* [What to produce]
Return the records that follow unaltered. Omit every picture.

* [Listing]
==*==
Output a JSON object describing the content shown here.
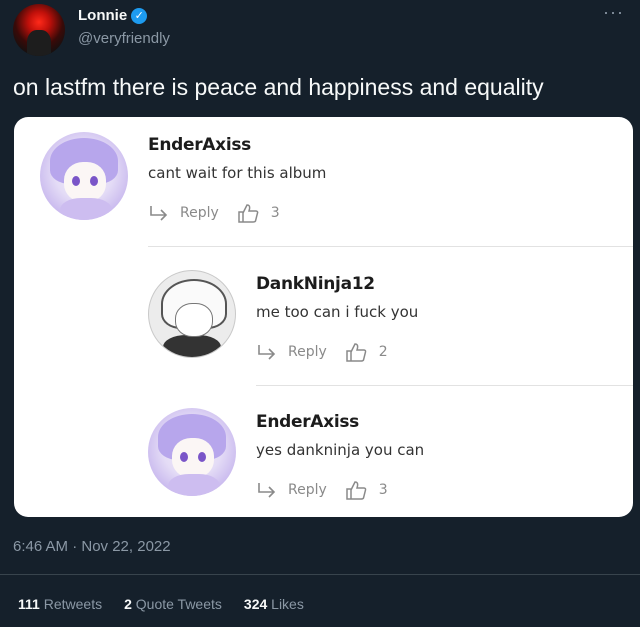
{
  "author": {
    "name": "Lonnie",
    "handle": "@veryfriendly",
    "verified_mark": "✓"
  },
  "more_glyph": "···",
  "tweet_text": "on lastfm there is peace and happiness and equality",
  "comments": [
    {
      "user": "EnderAxiss",
      "text": "cant wait for this album",
      "reply_label": "Reply",
      "likes": "3"
    },
    {
      "user": "DankNinja12",
      "text": "me too can i fuck you",
      "reply_label": "Reply",
      "likes": "2"
    },
    {
      "user": "EnderAxiss",
      "text": "yes dankninja you can",
      "reply_label": "Reply",
      "likes": "3"
    }
  ],
  "timestamp": "6:46 AM · Nov 22, 2022",
  "stats": {
    "retweets_count": "111",
    "retweets_label": "Retweets",
    "quotes_count": "2",
    "quotes_label": "Quote Tweets",
    "likes_count": "324",
    "likes_label": "Likes"
  },
  "colors": {
    "background": "#15202b",
    "verified": "#1d9bf0",
    "secondary_text": "#8b98a5"
  }
}
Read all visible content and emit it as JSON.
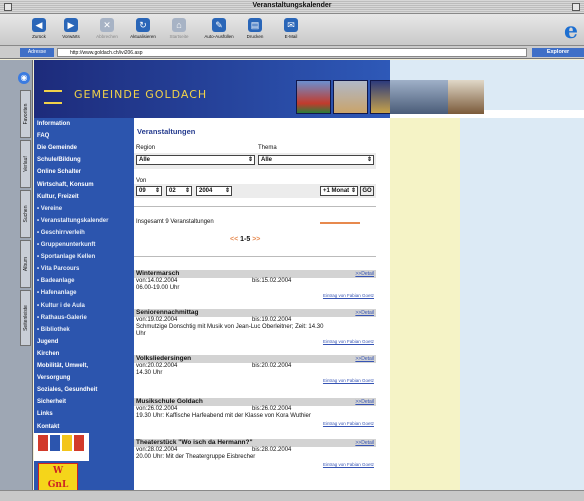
{
  "window": {
    "title": "Veranstaltungskalender"
  },
  "toolbar": {
    "buttons": [
      {
        "label": "Zurück",
        "icon": "back-icon",
        "enabled": true
      },
      {
        "label": "Vorwärts",
        "icon": "forward-icon",
        "enabled": true
      },
      {
        "label": "Abbrechen",
        "icon": "stop-icon",
        "enabled": false
      },
      {
        "label": "Aktualisieren",
        "icon": "refresh-icon",
        "enabled": true
      },
      {
        "label": "Startseite",
        "icon": "home-icon",
        "enabled": false
      },
      {
        "label": "Auto-Ausfüllen",
        "icon": "autofill-icon",
        "enabled": true
      },
      {
        "label": "Drucken",
        "icon": "print-icon",
        "enabled": true
      },
      {
        "label": "E-Mail",
        "icon": "mail-icon",
        "enabled": true
      }
    ]
  },
  "address": {
    "label": "Adresse",
    "url": "http://www.goldach.ch/ivi206.asp",
    "go_label": "Explorer"
  },
  "explorer_tabs": [
    "Favoriten",
    "Verlauf",
    "Suchen",
    "Album",
    "Seitenleiste"
  ],
  "banner": {
    "gemeinde_name": "GEMEINDE GOLDACH"
  },
  "nav": [
    {
      "label": "Information",
      "sub": false
    },
    {
      "label": "FAQ",
      "sub": false
    },
    {
      "label": "Die Gemeinde",
      "sub": false
    },
    {
      "label": "Schule/Bildung",
      "sub": false
    },
    {
      "label": "Online Schalter",
      "sub": false
    },
    {
      "label": "Wirtschaft, Konsum",
      "sub": false
    },
    {
      "label": "Kultur, Freizeit",
      "sub": false
    },
    {
      "label": "• Vereine",
      "sub": true
    },
    {
      "label": "• Veranstaltungskalender",
      "sub": true
    },
    {
      "label": "• Geschirrverleih",
      "sub": true
    },
    {
      "label": "• Gruppenunterkunft",
      "sub": true
    },
    {
      "label": "• Sportanlage Kellen",
      "sub": true
    },
    {
      "label": "• Vita Parcours",
      "sub": true
    },
    {
      "label": "• Badeanlage",
      "sub": true
    },
    {
      "label": "• Hafenanlage",
      "sub": true
    },
    {
      "label": "• Kultur i de Aula",
      "sub": true
    },
    {
      "label": "• Rathaus-Galerie",
      "sub": true
    },
    {
      "label": "• Bibliothek",
      "sub": true
    },
    {
      "label": "Jugend",
      "sub": false
    },
    {
      "label": "Kirchen",
      "sub": false
    },
    {
      "label": "Mobilität, Umwelt,",
      "sub": false
    },
    {
      "label": "Versorgung",
      "sub": false
    },
    {
      "label": "Soziales, Gesundheit",
      "sub": false
    },
    {
      "label": "Sicherheit",
      "sub": false
    },
    {
      "label": "Links",
      "sub": false
    },
    {
      "label": "Kontakt",
      "sub": false
    }
  ],
  "main": {
    "heading": "Veranstaltungen",
    "region_label": "Region",
    "region_value": "Alle",
    "thema_label": "Thema",
    "thema_value": "Alle",
    "von_label": "Von",
    "day": "09",
    "month": "02",
    "year": "2004",
    "period": "+1 Monat",
    "go": "GO",
    "total": "Insgesamt 9 Veranstaltungen",
    "pager_prev": "<<",
    "pager_range": "1-5",
    "pager_next": ">>"
  },
  "events": [
    {
      "title": "Wintermarsch",
      "detail": ">>Detail",
      "von": "von:14.02.2004",
      "bis": "bis:15.02.2004",
      "lines": [
        "06.00-19.00 Uhr"
      ],
      "link": "Eintrag von Fabian Goetz"
    },
    {
      "title": "Seniorennachmittag",
      "detail": ">>Detail",
      "von": "von:19.02.2004",
      "bis": "bis:19.02.2004",
      "lines": [
        "Schmutzige Donschtig mit Musik von Jean-Luc Oberleitner; Zeit: 14.30",
        "Uhr"
      ],
      "link": "Eintrag von Fabian Goetz"
    },
    {
      "title": "Volksliedersingen",
      "detail": ">>Detail",
      "von": "von:20.02.2004",
      "bis": "bis:20.02.2004",
      "lines": [
        "14.30 Uhr"
      ],
      "link": "Eintrag von Fabian Goetz"
    },
    {
      "title": "Musikschule Goldach",
      "detail": ">>Detail",
      "von": "von:26.02.2004",
      "bis": "bis:26.02.2004",
      "lines": [
        "19.30 Uhr: Kaffische Harfeabend mit der Klasse von Kora Wuthier"
      ],
      "link": "Eintrag von Fabian Goetz"
    },
    {
      "title": "Theaterstück \"Wo isch da Hermann?\"",
      "detail": ">>Detail",
      "von": "von:28.02.2004",
      "bis": "bis:28.02.2004",
      "lines": [
        "20.00 Uhr: Mit der Theatergruppe Eisbrecher"
      ],
      "link": "Eintrag von Fabian Goetz"
    }
  ],
  "colors": {
    "nav_bg": "#2c55ae",
    "accent_orange": "#e7894e",
    "link_blue": "#3654b4",
    "banner_gold": "#f0d24a"
  }
}
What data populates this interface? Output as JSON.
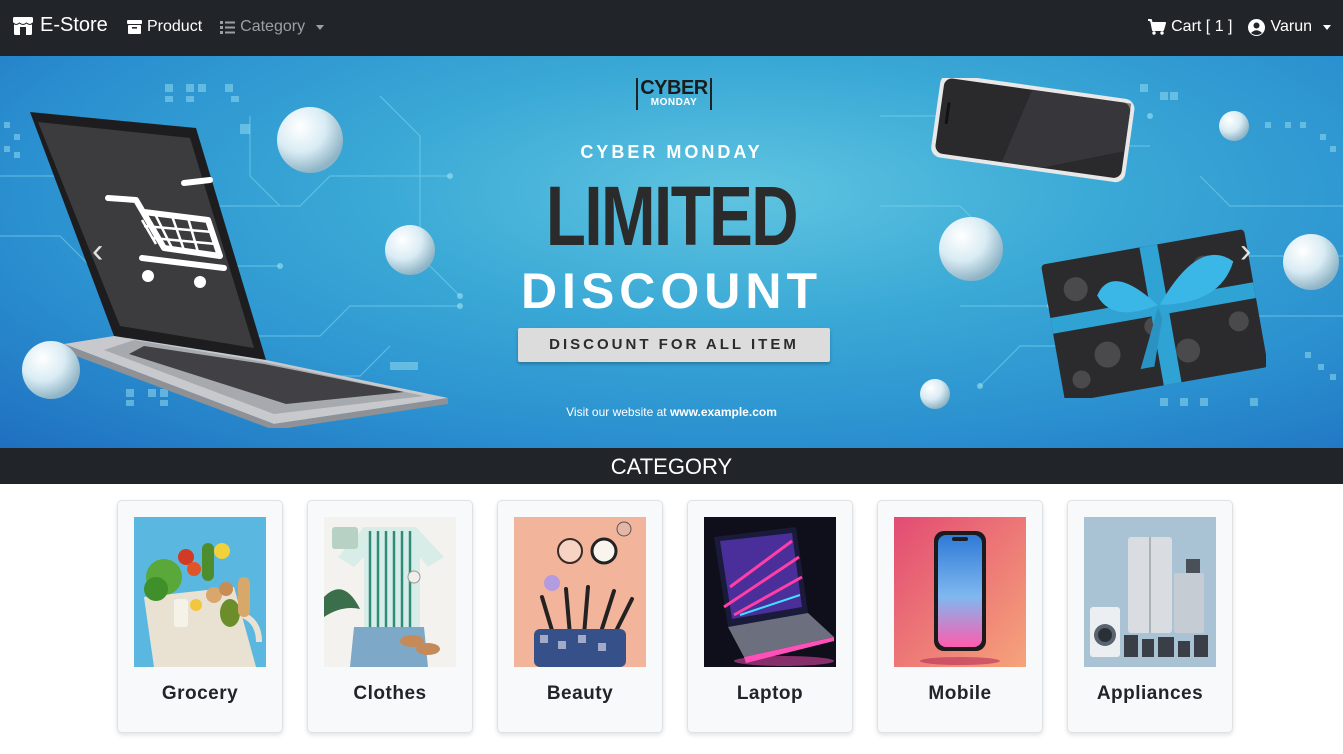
{
  "navbar": {
    "brand": "E-Store",
    "links": [
      {
        "label": "Product",
        "icon": "box-icon"
      },
      {
        "label": "Category",
        "icon": "list-icon"
      }
    ],
    "cart_label": "Cart [ 1 ]",
    "user_label": "Varun"
  },
  "hero": {
    "logo_top": "CYBER",
    "logo_bottom": "MONDAY",
    "subtitle": "CYBER MONDAY",
    "headline": "LIMITED",
    "headline2": "DISCOUNT",
    "button_label": "DISCOUNT FOR ALL ITEM",
    "visit_prefix": "Visit our website at ",
    "visit_url": "www.example.com",
    "prev_label": "‹",
    "next_label": "›"
  },
  "category_header": "CATEGORY",
  "categories": [
    {
      "name": "Grocery"
    },
    {
      "name": "Clothes"
    },
    {
      "name": "Beauty"
    },
    {
      "name": "Laptop"
    },
    {
      "name": "Mobile"
    },
    {
      "name": "Appliances"
    }
  ],
  "colors": {
    "navbar": "#212529",
    "hero_blue": "#2a8fcf",
    "card_bg": "#f8f9fa"
  }
}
==*==
* [Completed task]
Output a JSON object describing the content shown here.
{
  "author": {
    "name": "Lonnie",
    "handle": "@veryfriendly",
    "verified_mark": "✓"
  },
  "more_glyph": "···",
  "tweet_text": "on lastfm there is peace and happiness and equality",
  "comments": [
    {
      "user": "EnderAxiss",
      "text": "cant wait for this album",
      "reply_label": "Reply",
      "likes": "3"
    },
    {
      "user": "DankNinja12",
      "text": "me too can i fuck you",
      "reply_label": "Reply",
      "likes": "2"
    },
    {
      "user": "EnderAxiss",
      "text": "yes dankninja you can",
      "reply_label": "Reply",
      "likes": "3"
    }
  ],
  "timestamp": "6:46 AM · Nov 22, 2022",
  "stats": {
    "retweets_count": "111",
    "retweets_label": "Retweets",
    "quotes_count": "2",
    "quotes_label": "Quote Tweets",
    "likes_count": "324",
    "likes_label": "Likes"
  },
  "colors": {
    "background": "#15202b",
    "verified": "#1d9bf0",
    "secondary_text": "#8b98a5"
  }
}
Read all visible content and emit it as JSON.
{
  "window": {
    "title": "Veranstaltungskalender"
  },
  "toolbar": {
    "buttons": [
      {
        "label": "Zurück",
        "icon": "back-icon",
        "enabled": true
      },
      {
        "label": "Vorwärts",
        "icon": "forward-icon",
        "enabled": true
      },
      {
        "label": "Abbrechen",
        "icon": "stop-icon",
        "enabled": false
      },
      {
        "label": "Aktualisieren",
        "icon": "refresh-icon",
        "enabled": true
      },
      {
        "label": "Startseite",
        "icon": "home-icon",
        "enabled": false
      },
      {
        "label": "Auto-Ausfüllen",
        "icon": "autofill-icon",
        "enabled": true
      },
      {
        "label": "Drucken",
        "icon": "print-icon",
        "enabled": true
      },
      {
        "label": "E-Mail",
        "icon": "mail-icon",
        "enabled": true
      }
    ]
  },
  "address": {
    "label": "Adresse",
    "url": "http://www.goldach.ch/ivi206.asp",
    "go_label": "Explorer"
  },
  "explorer_tabs": [
    "Favoriten",
    "Verlauf",
    "Suchen",
    "Album",
    "Seitenleiste"
  ],
  "banner": {
    "gemeinde_name": "GEMEINDE GOLDACH"
  },
  "nav": [
    {
      "label": "Information",
      "sub": false
    },
    {
      "label": "FAQ",
      "sub": false
    },
    {
      "label": "Die Gemeinde",
      "sub": false
    },
    {
      "label": "Schule/Bildung",
      "sub": false
    },
    {
      "label": "Online Schalter",
      "sub": false
    },
    {
      "label": "Wirtschaft, Konsum",
      "sub": false
    },
    {
      "label": "Kultur, Freizeit",
      "sub": false
    },
    {
      "label": "• Vereine",
      "sub": true
    },
    {
      "label": "• Veranstaltungskalender",
      "sub": true
    },
    {
      "label": "• Geschirrverleih",
      "sub": true
    },
    {
      "label": "• Gruppenunterkunft",
      "sub": true
    },
    {
      "label": "• Sportanlage Kellen",
      "sub": true
    },
    {
      "label": "• Vita Parcours",
      "sub": true
    },
    {
      "label": "• Badeanlage",
      "sub": true
    },
    {
      "label": "• Hafenanlage",
      "sub": true
    },
    {
      "label": "• Kultur i de Aula",
      "sub": true
    },
    {
      "label": "• Rathaus-Galerie",
      "sub": true
    },
    {
      "label": "• Bibliothek",
      "sub": true
    },
    {
      "label": "Jugend",
      "sub": false
    },
    {
      "label": "Kirchen",
      "sub": false
    },
    {
      "label": "Mobilität, Umwelt,",
      "sub": false
    },
    {
      "label": "Versorgung",
      "sub": false
    },
    {
      "label": "Soziales, Gesundheit",
      "sub": false
    },
    {
      "label": "Sicherheit",
      "sub": false
    },
    {
      "label": "Links",
      "sub": false
    },
    {
      "label": "Kontakt",
      "sub": false
    }
  ],
  "main": {
    "heading": "Veranstaltungen",
    "region_label": "Region",
    "region_value": "Alle",
    "thema_label": "Thema",
    "thema_value": "Alle",
    "von_label": "Von",
    "day": "09",
    "month": "02",
    "year": "2004",
    "period": "+1 Monat",
    "go": "GO",
    "total": "Insgesamt 9 Veranstaltungen",
    "pager_prev": "<<",
    "pager_range": "1-5",
    "pager_next": ">>"
  },
  "events": [
    {
      "title": "Wintermarsch",
      "detail": ">>Detail",
      "von": "von:14.02.2004",
      "bis": "bis:15.02.2004",
      "lines": [
        "06.00-19.00 Uhr"
      ],
      "link": "Eintrag von Fabian Goetz"
    },
    {
      "title": "Seniorennachmittag",
      "detail": ">>Detail",
      "von": "von:19.02.2004",
      "bis": "bis:19.02.2004",
      "lines": [
        "Schmutzige Donschtig mit Musik von Jean-Luc Oberleitner; Zeit: 14.30",
        "Uhr"
      ],
      "link": "Eintrag von Fabian Goetz"
    },
    {
      "title": "Volksliedersingen",
      "detail": ">>Detail",
      "von": "von:20.02.2004",
      "bis": "bis:20.02.2004",
      "lines": [
        "14.30 Uhr"
      ],
      "link": "Eintrag von Fabian Goetz"
    },
    {
      "title": "Musikschule Goldach",
      "detail": ">>Detail",
      "von": "von:26.02.2004",
      "bis": "bis:26.02.2004",
      "lines": [
        "19.30 Uhr: Kaffische Harfeabend mit der Klasse von Kora Wuthier"
      ],
      "link": "Eintrag von Fabian Goetz"
    },
    {
      "title": "Theaterstück \"Wo isch da Hermann?\"",
      "detail": ">>Detail",
      "von": "von:28.02.2004",
      "bis": "bis:28.02.2004",
      "lines": [
        "20.00 Uhr: Mit der Theatergruppe Eisbrecher"
      ],
      "link": "Eintrag von Fabian Goetz"
    }
  ],
  "colors": {
    "nav_bg": "#2c55ae",
    "accent_orange": "#e7894e",
    "link_blue": "#3654b4",
    "banner_gold": "#f0d24a"
  }
}
What data populates this interface? Output as JSON.
{
  "navbar": {
    "brand": "E-Store",
    "links": [
      {
        "label": "Product",
        "icon": "box-icon"
      },
      {
        "label": "Category",
        "icon": "list-icon"
      }
    ],
    "cart_label": "Cart [ 1 ]",
    "user_label": "Varun"
  },
  "hero": {
    "logo_top": "CYBER",
    "logo_bottom": "MONDAY",
    "subtitle": "CYBER MONDAY",
    "headline": "LIMITED",
    "headline2": "DISCOUNT",
    "button_label": "DISCOUNT FOR ALL ITEM",
    "visit_prefix": "Visit our website at ",
    "visit_url": "www.example.com",
    "prev_label": "‹",
    "next_label": "›"
  },
  "category_header": "CATEGORY",
  "categories": [
    {
      "name": "Grocery"
    },
    {
      "name": "Clothes"
    },
    {
      "name": "Beauty"
    },
    {
      "name": "Laptop"
    },
    {
      "name": "Mobile"
    },
    {
      "name": "Appliances"
    }
  ],
  "colors": {
    "navbar": "#212529",
    "hero_blue": "#2a8fcf",
    "card_bg": "#f8f9fa"
  }
}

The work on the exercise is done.